- **Work to do**
Give the number of lines that contain the string "house", please, and nothing else.

- **Input**
##########
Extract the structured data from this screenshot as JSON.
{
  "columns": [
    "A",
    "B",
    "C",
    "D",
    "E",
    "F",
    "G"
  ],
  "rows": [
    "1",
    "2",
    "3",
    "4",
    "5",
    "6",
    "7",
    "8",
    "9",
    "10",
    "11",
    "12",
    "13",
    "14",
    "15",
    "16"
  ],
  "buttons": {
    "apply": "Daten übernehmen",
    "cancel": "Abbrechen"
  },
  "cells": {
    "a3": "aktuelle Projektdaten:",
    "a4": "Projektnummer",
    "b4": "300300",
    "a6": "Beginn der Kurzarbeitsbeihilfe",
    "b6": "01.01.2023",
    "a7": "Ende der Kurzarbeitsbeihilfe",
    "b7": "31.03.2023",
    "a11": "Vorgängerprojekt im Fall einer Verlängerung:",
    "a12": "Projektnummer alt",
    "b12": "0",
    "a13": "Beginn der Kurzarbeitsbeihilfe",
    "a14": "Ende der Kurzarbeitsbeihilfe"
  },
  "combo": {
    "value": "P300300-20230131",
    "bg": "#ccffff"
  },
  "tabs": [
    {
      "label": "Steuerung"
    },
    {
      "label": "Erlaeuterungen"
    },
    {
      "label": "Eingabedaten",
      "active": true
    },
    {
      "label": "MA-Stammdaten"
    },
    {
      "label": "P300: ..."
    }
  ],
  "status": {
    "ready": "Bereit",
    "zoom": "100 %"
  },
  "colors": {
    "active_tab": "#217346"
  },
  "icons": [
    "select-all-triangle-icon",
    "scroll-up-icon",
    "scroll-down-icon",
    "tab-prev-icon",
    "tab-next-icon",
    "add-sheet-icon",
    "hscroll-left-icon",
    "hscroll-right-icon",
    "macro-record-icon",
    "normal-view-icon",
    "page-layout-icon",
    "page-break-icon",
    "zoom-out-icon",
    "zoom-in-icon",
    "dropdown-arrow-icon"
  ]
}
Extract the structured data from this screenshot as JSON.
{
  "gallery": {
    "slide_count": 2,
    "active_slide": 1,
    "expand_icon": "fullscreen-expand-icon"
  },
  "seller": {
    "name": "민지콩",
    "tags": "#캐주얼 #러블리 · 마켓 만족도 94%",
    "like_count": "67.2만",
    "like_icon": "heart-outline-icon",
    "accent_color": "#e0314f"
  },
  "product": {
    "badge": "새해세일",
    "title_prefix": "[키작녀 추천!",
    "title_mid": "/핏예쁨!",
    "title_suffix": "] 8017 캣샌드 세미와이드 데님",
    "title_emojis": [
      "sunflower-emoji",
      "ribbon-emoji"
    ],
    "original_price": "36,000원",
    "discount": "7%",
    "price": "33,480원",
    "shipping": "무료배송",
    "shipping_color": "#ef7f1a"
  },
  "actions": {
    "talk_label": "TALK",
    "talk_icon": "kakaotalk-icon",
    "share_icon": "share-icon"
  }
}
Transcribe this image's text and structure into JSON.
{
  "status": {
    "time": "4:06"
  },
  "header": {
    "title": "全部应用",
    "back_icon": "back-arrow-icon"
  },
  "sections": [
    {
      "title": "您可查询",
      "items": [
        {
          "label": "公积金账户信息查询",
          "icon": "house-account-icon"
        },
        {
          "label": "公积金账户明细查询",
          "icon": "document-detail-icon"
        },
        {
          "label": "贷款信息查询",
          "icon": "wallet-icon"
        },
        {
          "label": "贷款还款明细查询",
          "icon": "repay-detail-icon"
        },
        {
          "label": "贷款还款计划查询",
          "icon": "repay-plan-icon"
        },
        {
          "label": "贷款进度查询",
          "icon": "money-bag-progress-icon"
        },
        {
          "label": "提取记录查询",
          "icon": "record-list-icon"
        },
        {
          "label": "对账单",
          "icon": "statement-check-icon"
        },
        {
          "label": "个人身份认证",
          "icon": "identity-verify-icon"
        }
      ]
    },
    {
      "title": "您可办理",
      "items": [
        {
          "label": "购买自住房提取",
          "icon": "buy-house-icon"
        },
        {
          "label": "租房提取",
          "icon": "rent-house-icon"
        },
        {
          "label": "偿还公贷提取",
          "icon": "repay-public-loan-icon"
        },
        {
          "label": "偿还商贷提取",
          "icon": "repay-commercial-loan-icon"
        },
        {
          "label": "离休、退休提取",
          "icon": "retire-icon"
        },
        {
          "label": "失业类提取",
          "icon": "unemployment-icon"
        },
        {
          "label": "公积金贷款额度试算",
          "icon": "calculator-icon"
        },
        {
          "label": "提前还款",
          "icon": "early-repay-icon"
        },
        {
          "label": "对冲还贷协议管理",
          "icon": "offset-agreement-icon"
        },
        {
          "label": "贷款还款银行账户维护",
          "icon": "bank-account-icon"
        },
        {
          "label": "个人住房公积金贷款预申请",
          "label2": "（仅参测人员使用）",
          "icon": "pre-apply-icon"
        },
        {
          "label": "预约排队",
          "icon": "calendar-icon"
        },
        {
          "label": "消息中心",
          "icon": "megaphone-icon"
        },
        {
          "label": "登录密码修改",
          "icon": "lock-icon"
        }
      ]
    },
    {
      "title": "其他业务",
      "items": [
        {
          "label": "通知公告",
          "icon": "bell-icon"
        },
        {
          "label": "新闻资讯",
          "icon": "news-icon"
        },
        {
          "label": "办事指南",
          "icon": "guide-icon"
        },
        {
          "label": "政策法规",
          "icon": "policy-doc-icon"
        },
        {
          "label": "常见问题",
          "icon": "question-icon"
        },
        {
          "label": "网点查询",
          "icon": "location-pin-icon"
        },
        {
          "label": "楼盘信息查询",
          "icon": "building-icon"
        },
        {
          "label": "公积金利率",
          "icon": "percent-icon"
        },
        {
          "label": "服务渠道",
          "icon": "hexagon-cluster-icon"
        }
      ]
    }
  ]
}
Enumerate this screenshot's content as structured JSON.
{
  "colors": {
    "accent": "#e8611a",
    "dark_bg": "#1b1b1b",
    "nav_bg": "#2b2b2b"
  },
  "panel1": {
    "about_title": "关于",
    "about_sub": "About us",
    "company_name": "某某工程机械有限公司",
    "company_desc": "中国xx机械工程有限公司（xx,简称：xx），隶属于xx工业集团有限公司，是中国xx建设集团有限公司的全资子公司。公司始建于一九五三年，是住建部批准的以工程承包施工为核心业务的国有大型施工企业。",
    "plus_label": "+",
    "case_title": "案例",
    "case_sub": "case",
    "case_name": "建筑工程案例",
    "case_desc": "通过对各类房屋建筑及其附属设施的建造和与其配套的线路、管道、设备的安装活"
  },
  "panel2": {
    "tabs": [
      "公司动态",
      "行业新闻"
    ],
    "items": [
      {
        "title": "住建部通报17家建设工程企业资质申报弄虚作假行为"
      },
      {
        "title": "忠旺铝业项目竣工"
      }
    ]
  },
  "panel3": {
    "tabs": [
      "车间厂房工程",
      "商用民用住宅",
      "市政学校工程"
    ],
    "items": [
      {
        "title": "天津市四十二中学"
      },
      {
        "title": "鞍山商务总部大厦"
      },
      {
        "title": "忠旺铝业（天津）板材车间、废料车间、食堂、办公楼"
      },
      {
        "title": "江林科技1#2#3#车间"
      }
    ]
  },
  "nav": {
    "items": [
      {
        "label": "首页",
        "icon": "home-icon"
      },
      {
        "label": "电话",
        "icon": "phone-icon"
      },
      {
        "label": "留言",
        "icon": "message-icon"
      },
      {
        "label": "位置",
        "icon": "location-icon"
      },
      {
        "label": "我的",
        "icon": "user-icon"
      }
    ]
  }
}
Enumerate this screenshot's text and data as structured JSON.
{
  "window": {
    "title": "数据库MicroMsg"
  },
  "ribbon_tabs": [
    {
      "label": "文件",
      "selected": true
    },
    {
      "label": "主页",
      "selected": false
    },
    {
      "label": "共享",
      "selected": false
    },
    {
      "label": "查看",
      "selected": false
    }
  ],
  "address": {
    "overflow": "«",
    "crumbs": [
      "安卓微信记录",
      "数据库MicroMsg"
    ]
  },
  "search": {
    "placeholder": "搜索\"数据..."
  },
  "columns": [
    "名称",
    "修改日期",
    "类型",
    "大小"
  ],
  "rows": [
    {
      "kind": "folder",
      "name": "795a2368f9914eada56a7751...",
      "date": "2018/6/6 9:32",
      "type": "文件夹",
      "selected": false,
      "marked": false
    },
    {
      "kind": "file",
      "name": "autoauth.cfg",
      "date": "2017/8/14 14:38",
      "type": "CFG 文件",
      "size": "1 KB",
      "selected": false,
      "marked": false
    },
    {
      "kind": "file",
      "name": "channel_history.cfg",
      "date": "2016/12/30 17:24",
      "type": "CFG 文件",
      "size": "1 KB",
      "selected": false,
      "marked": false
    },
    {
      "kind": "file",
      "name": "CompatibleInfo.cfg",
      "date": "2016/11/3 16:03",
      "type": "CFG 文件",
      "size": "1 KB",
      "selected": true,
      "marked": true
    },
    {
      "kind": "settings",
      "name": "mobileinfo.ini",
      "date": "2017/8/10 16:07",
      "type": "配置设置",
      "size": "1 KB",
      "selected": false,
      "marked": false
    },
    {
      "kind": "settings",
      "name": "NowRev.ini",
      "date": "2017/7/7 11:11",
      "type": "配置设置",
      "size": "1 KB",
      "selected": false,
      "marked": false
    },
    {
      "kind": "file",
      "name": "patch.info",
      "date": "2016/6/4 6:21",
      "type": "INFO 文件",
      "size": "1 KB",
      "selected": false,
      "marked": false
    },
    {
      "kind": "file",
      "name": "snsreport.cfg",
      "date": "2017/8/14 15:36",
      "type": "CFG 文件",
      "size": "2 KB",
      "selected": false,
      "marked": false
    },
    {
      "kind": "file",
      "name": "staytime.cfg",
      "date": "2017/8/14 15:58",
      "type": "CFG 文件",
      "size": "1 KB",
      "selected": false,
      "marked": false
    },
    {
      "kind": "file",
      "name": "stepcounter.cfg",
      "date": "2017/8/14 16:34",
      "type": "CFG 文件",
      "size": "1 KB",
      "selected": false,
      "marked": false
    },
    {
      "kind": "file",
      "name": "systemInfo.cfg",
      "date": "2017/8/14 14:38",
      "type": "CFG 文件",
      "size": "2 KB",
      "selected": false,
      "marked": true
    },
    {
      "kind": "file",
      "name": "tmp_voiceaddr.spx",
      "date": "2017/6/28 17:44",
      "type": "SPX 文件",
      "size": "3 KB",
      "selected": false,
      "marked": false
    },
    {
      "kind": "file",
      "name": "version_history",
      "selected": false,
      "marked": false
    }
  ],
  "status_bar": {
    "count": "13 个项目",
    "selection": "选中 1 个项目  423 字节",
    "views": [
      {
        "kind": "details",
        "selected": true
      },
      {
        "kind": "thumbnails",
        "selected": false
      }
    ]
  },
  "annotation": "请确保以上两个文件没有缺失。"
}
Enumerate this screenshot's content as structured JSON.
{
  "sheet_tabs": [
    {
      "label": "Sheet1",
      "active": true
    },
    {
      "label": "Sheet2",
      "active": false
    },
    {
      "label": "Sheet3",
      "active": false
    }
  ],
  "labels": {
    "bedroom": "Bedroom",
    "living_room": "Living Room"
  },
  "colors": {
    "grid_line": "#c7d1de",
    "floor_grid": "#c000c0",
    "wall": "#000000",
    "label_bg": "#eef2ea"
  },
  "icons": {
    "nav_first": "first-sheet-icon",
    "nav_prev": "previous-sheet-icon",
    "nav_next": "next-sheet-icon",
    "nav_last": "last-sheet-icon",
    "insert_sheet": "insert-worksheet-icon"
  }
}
##########
- **Finished answer**
3